_What is asked_. How many of the lines below hold the word "Intercâmbio"? Answer only with the number.

_Dataset rows_.

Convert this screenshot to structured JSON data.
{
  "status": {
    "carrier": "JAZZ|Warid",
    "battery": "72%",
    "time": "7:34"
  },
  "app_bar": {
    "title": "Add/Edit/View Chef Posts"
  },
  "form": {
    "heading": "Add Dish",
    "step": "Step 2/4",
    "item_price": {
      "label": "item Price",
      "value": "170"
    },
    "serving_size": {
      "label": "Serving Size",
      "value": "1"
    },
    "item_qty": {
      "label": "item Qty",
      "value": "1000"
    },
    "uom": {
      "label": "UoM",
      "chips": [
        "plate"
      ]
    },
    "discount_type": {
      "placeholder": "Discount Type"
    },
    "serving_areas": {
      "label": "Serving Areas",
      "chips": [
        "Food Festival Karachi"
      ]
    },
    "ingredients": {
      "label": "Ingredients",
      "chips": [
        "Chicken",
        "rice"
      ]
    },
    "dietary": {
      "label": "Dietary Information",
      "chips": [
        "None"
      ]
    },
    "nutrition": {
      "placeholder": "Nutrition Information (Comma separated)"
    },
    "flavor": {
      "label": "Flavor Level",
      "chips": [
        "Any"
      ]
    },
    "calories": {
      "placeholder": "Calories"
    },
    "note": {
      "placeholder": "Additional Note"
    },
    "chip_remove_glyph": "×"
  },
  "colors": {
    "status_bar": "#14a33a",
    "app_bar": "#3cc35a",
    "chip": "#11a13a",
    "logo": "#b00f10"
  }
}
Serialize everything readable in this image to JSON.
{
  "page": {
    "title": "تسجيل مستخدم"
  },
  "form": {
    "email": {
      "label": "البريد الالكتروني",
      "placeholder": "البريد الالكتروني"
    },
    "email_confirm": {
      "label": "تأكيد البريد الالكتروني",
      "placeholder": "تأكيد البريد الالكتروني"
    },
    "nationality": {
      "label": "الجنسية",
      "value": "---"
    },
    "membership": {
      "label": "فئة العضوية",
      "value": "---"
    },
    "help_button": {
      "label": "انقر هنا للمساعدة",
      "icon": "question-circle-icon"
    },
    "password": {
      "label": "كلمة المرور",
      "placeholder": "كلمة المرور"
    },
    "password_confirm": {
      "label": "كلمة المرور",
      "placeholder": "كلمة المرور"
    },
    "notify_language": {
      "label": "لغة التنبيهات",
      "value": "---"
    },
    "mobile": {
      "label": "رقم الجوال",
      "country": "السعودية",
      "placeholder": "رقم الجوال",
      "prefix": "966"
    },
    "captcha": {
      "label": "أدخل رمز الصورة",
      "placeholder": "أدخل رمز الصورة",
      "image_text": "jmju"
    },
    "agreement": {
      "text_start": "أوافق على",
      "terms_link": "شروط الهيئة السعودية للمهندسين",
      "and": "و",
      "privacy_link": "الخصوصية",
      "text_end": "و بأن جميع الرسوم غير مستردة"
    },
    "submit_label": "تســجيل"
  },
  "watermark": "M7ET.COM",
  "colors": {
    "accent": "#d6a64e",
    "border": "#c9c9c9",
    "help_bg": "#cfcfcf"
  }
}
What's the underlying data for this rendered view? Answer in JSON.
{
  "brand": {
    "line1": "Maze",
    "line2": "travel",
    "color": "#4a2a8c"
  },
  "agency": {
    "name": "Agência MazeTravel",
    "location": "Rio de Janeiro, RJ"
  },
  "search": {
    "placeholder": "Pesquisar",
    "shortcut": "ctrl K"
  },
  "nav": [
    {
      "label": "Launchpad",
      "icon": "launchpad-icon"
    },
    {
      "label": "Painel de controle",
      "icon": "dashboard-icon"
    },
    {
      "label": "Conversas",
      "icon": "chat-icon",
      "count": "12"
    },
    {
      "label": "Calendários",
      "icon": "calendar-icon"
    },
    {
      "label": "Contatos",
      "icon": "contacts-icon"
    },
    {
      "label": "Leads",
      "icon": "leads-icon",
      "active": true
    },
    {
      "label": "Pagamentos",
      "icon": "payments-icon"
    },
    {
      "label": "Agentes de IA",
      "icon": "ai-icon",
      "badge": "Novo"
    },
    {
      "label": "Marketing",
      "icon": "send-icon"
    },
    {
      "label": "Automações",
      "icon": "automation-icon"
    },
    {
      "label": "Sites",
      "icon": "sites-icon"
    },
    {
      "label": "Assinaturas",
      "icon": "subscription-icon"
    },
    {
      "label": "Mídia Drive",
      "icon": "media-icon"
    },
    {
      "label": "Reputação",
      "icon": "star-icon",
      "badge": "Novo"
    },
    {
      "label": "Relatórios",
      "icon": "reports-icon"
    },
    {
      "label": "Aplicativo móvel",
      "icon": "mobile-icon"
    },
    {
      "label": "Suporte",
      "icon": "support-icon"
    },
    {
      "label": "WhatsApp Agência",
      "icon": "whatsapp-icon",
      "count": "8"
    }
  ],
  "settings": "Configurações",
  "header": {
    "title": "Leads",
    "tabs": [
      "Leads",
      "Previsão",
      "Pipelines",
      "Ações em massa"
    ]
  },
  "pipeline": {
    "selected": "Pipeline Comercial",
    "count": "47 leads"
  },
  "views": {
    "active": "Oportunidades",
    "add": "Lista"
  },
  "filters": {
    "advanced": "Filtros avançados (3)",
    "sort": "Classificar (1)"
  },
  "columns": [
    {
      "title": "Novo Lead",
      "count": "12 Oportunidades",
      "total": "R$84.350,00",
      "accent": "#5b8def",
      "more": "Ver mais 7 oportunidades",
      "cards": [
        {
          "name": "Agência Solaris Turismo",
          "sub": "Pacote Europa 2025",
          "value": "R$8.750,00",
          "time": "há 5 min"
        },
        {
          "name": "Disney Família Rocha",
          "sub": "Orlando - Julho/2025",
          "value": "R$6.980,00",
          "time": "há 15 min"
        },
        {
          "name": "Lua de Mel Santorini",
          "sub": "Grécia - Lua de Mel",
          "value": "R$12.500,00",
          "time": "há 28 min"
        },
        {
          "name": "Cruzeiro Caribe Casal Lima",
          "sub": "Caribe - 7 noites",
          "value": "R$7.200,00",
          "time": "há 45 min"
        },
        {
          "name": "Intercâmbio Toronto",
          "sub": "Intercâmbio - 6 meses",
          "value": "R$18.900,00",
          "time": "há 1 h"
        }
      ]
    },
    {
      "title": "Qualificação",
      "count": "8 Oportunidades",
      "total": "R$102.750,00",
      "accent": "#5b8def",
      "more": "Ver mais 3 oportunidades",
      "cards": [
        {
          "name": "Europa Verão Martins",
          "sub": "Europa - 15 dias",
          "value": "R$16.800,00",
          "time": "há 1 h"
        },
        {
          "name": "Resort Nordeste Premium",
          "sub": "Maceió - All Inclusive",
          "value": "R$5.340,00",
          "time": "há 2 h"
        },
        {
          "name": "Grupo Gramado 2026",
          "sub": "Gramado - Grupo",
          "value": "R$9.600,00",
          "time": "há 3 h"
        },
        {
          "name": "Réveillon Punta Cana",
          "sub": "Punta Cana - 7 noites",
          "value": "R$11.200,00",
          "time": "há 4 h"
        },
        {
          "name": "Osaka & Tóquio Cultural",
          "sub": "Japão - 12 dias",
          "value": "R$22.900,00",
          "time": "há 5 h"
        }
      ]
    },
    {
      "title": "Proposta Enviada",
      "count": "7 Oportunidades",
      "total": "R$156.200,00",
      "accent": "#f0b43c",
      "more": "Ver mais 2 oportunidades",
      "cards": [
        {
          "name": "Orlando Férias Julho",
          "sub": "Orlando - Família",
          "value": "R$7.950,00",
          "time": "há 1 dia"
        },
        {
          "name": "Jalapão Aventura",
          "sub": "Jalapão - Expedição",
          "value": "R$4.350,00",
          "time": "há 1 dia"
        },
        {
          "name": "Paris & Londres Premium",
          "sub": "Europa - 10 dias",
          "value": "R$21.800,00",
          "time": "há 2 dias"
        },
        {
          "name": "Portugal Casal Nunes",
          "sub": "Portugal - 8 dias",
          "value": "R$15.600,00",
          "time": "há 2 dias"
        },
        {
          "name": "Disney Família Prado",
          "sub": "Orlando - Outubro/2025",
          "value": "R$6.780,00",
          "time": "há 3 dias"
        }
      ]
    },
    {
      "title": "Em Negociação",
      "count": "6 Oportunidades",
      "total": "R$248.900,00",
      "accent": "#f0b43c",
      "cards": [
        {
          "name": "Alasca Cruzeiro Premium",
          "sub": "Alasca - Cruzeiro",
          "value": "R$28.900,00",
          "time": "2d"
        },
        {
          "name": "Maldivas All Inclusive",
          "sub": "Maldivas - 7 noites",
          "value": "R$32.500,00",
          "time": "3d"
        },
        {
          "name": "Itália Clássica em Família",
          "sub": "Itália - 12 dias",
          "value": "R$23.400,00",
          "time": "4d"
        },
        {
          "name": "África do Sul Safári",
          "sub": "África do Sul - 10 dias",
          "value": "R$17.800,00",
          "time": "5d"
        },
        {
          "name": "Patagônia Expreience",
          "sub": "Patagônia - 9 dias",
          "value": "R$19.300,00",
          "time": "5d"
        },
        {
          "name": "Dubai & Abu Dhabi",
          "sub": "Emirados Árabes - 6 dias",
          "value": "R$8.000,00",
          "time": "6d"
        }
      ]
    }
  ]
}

_Response_. 2